### Exercise aim
Give the number of lines below that contain "structured", with no other output.

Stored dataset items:

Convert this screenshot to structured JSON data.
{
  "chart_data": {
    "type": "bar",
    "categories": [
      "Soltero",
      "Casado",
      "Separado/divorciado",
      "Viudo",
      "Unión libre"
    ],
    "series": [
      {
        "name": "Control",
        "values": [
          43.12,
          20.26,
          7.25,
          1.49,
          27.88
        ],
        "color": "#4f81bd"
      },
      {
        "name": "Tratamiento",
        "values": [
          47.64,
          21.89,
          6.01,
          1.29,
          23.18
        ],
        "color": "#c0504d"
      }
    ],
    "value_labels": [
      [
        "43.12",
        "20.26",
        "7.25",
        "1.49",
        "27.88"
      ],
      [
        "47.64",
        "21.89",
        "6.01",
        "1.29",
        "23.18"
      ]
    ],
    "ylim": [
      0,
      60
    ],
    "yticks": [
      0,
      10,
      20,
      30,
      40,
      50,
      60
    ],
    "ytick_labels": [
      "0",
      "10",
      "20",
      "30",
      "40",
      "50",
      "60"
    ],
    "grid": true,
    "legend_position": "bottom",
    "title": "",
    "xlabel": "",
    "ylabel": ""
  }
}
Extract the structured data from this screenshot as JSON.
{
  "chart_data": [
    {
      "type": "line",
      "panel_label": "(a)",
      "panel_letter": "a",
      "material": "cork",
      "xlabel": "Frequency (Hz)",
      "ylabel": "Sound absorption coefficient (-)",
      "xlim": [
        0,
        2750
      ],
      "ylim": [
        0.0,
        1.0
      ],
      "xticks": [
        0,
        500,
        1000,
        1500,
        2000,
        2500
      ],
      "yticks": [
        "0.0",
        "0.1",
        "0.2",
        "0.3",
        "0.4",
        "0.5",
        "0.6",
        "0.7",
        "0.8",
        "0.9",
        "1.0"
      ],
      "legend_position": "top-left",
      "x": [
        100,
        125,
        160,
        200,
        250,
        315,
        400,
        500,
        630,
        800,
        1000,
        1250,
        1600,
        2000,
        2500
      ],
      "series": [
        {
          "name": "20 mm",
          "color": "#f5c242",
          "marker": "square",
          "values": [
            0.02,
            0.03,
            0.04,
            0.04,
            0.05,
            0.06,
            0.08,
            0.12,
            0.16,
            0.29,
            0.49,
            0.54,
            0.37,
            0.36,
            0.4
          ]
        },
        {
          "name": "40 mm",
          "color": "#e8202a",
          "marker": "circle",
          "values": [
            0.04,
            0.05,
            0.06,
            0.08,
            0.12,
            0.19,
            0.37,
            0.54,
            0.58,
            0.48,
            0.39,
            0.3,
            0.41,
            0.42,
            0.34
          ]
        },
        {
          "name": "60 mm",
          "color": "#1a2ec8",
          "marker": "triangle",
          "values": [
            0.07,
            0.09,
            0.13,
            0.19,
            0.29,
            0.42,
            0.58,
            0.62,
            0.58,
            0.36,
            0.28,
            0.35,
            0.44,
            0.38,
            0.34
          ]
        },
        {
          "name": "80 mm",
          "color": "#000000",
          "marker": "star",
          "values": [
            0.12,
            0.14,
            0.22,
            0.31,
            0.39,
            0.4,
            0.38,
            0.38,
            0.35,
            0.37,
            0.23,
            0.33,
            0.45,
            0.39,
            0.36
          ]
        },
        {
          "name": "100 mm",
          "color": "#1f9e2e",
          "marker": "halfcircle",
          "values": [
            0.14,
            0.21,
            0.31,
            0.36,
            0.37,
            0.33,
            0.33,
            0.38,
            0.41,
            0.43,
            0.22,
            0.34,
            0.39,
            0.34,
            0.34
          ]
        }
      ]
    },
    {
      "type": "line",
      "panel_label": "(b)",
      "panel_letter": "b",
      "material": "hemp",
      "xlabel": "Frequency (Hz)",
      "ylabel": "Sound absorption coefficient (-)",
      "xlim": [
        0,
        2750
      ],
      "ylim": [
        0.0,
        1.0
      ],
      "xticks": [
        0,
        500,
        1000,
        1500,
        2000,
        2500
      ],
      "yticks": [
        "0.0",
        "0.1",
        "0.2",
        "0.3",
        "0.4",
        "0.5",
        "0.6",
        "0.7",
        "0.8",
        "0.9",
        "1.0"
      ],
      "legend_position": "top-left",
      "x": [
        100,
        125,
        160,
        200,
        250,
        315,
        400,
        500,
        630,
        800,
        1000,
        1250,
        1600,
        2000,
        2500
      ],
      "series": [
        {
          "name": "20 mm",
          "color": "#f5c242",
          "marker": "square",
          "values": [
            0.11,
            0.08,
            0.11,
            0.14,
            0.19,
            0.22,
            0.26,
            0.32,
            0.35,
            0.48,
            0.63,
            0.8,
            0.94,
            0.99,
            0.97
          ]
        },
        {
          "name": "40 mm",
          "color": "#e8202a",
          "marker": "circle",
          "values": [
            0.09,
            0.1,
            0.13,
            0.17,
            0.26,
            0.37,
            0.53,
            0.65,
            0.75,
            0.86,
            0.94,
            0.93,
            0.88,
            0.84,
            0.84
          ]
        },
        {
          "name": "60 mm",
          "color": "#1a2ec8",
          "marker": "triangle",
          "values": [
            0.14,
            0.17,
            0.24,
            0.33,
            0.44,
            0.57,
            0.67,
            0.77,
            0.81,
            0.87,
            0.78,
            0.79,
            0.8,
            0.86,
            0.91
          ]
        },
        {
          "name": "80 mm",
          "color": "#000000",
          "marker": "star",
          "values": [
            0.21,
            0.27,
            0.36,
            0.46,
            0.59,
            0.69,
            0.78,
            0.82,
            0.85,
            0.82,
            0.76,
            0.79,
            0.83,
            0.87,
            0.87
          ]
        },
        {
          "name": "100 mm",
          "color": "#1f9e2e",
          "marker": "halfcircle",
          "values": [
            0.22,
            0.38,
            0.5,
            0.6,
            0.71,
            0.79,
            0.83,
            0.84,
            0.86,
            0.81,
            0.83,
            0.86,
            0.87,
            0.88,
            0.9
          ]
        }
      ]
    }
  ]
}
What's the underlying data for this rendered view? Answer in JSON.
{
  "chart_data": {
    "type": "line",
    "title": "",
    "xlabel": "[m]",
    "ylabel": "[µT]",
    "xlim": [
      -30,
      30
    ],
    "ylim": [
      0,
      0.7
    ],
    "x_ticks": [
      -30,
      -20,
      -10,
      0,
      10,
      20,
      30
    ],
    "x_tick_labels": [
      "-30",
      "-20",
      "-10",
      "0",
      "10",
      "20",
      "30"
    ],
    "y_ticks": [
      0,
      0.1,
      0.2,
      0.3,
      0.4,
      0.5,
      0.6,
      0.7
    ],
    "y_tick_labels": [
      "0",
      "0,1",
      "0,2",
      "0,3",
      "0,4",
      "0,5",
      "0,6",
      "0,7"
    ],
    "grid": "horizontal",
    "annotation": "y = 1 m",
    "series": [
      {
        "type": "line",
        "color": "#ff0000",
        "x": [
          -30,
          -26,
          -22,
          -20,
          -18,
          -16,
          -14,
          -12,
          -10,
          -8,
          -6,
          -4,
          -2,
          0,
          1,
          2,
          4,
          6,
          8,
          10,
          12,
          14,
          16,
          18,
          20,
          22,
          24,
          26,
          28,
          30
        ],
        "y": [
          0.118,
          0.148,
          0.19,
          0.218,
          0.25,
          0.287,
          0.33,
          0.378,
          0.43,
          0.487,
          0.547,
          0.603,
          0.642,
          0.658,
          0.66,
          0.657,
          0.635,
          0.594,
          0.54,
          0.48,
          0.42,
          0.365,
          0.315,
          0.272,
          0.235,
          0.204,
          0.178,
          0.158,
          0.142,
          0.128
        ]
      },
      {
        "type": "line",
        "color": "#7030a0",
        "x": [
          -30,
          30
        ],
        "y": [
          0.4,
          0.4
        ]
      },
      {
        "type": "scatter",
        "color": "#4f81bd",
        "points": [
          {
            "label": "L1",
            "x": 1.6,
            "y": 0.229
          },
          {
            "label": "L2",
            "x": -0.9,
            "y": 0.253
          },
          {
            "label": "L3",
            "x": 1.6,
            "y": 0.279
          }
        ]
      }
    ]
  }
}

### Result for this exercise
2